> Written exercise: In the records below, pick out all lines containing the word "bottom".

> Data to process:
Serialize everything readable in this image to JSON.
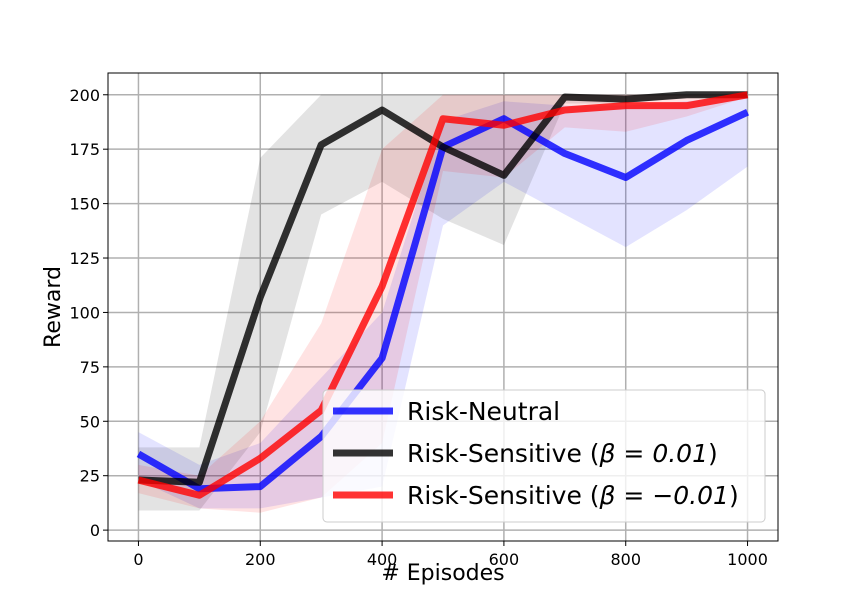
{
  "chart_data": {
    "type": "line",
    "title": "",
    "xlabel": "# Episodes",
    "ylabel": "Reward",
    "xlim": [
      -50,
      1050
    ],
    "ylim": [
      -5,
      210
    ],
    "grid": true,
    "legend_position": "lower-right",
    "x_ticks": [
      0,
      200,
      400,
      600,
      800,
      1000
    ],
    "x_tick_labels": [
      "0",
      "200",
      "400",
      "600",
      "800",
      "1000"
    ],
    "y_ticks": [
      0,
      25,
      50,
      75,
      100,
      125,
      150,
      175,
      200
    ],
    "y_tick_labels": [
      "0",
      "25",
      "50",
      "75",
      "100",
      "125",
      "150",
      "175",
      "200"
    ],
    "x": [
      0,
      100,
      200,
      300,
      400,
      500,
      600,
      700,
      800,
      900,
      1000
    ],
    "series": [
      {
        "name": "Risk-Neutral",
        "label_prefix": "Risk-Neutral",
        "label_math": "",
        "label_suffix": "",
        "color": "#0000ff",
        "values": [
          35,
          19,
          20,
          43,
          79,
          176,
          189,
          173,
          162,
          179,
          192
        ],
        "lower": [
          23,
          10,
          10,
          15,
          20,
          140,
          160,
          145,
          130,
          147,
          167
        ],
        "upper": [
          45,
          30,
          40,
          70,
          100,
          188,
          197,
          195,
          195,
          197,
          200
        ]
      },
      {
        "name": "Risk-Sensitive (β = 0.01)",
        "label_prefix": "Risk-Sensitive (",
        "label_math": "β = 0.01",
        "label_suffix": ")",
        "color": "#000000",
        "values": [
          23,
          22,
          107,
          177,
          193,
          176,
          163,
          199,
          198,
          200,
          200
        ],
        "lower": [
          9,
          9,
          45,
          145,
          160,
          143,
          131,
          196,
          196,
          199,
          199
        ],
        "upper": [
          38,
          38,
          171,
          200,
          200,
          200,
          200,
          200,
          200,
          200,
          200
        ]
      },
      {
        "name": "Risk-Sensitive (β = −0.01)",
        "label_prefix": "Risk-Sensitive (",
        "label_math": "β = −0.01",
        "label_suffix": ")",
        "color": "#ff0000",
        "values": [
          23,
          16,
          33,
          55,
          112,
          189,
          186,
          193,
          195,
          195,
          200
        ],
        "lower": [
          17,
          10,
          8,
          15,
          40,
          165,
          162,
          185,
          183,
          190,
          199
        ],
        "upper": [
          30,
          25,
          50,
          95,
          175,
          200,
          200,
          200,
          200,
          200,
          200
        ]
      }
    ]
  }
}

---

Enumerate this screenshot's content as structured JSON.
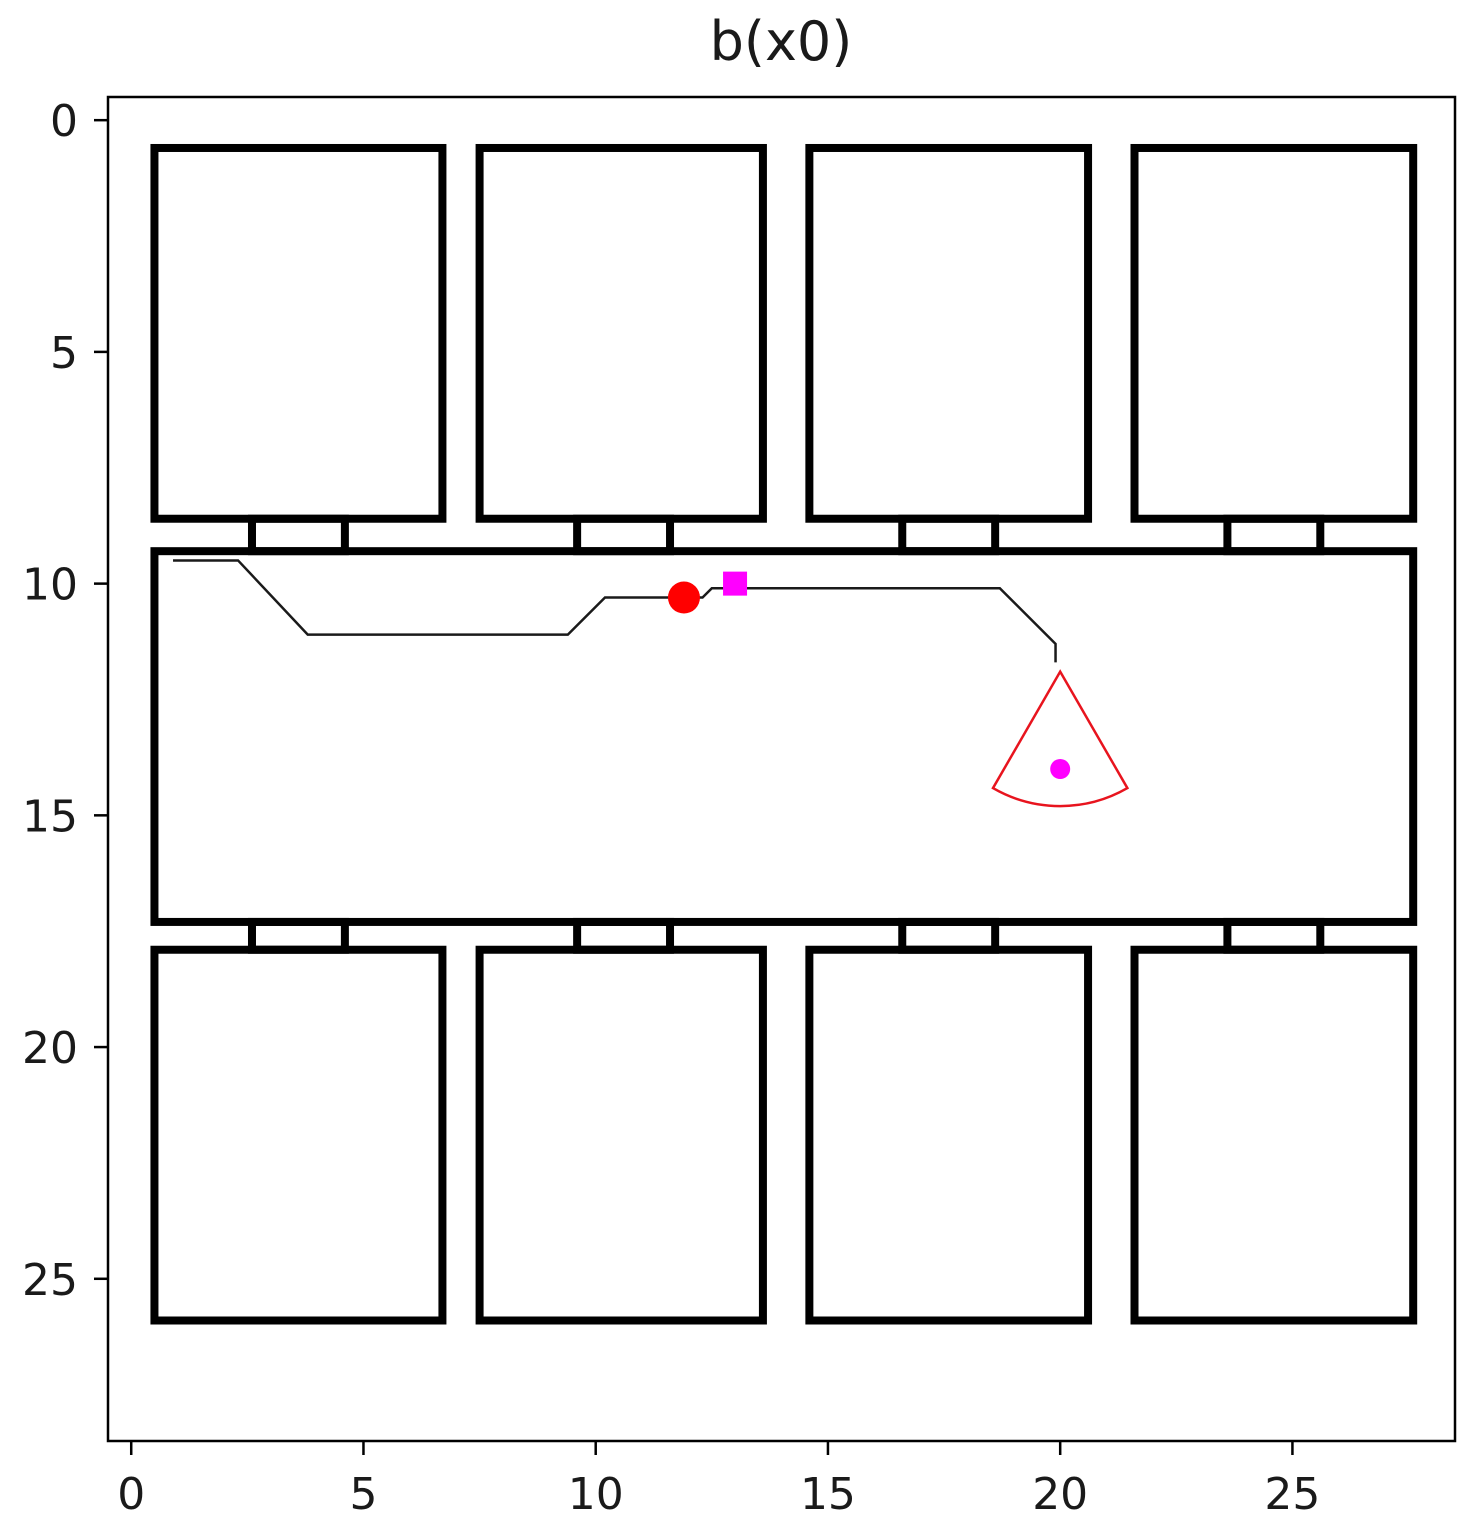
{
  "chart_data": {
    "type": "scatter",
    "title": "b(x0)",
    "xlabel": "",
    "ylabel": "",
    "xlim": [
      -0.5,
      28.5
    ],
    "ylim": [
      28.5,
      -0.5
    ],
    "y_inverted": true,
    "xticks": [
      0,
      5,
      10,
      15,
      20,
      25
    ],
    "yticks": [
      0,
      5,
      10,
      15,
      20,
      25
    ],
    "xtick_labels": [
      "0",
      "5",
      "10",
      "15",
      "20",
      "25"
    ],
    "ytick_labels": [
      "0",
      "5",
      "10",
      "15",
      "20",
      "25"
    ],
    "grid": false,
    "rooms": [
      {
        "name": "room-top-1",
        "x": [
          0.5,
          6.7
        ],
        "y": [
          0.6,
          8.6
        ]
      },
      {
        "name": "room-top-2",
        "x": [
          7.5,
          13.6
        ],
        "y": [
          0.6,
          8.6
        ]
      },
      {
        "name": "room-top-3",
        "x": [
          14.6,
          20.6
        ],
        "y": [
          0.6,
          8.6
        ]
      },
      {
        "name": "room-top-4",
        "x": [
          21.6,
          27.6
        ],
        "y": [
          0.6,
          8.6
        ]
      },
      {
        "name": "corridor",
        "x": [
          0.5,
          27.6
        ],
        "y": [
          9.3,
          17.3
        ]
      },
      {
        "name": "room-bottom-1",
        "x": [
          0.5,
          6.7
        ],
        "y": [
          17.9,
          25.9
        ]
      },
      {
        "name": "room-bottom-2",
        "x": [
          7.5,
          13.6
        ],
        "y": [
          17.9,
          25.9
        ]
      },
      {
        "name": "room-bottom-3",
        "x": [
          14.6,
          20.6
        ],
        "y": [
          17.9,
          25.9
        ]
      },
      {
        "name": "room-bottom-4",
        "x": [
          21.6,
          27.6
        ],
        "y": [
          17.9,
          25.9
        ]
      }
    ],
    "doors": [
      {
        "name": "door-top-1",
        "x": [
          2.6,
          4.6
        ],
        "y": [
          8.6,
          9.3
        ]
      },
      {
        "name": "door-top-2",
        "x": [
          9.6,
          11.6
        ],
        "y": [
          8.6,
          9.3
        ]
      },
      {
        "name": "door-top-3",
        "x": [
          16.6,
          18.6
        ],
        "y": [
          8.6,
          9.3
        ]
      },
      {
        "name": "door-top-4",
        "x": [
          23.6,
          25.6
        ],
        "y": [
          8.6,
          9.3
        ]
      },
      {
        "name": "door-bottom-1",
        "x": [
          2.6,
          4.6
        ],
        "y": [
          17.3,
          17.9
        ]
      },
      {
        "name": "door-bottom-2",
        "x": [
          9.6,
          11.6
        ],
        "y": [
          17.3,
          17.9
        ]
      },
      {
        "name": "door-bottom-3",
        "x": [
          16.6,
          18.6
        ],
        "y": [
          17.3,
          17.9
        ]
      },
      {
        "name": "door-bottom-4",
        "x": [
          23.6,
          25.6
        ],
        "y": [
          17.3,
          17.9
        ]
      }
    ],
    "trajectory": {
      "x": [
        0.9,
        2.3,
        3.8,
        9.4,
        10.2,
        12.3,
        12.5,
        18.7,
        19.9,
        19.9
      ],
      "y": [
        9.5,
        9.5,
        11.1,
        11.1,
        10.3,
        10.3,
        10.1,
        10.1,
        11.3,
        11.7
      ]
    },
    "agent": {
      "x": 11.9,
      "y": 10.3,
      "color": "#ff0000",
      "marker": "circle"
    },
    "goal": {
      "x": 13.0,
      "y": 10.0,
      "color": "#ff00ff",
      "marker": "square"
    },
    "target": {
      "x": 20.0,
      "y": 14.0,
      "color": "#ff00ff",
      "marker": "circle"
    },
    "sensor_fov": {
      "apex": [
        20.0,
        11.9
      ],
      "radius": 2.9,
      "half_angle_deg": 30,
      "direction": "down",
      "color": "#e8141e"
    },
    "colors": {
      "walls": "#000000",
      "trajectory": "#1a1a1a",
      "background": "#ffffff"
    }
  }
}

...

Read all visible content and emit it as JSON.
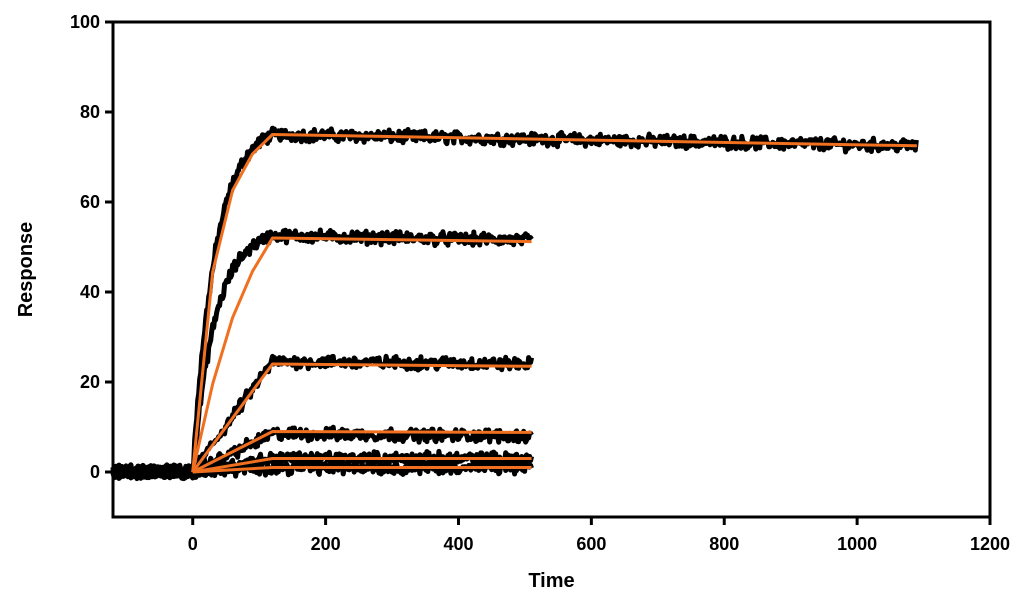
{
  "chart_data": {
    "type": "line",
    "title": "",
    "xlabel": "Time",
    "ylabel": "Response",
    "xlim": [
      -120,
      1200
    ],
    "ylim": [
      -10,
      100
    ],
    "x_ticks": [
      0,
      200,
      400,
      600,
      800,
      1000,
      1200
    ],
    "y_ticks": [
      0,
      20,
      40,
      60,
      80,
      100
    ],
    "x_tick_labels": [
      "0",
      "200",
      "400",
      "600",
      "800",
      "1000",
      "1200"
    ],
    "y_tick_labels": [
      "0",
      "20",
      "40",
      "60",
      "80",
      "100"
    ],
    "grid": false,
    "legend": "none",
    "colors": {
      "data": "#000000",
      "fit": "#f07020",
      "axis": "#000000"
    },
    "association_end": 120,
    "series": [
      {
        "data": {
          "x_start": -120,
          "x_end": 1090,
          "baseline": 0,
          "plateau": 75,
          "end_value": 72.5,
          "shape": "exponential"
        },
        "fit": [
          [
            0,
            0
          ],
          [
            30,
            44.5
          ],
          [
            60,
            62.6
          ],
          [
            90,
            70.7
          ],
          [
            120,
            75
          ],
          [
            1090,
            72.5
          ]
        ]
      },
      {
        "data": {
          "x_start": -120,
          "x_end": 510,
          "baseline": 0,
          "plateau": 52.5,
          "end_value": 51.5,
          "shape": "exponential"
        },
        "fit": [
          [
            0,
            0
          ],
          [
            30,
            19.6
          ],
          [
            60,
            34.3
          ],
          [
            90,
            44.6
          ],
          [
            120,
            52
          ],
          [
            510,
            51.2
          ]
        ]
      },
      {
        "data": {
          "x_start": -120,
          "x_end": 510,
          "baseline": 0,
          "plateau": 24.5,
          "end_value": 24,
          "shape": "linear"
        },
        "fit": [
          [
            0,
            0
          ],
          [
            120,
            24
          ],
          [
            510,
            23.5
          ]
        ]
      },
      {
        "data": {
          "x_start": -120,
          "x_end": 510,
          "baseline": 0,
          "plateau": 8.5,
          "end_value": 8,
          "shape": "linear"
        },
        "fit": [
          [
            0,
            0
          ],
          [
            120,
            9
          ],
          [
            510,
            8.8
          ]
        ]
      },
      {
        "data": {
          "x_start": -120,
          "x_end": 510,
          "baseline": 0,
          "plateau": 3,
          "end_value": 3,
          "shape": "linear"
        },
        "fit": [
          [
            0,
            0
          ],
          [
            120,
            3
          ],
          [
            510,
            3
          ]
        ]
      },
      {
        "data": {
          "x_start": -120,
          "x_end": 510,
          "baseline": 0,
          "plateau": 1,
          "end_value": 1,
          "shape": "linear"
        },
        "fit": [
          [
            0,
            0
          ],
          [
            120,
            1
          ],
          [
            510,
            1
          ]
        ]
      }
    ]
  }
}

> Response to this exercise:
        "name": "room-bottom-1",
        "name": "room-bottom-2",
        "name": "room-bottom-3",
        "name": "room-bottom-4",
        "name": "door-bottom-1",
        "name": "door-bottom-2",
        "name": "door-bottom-3",
        "name": "door-bottom-4",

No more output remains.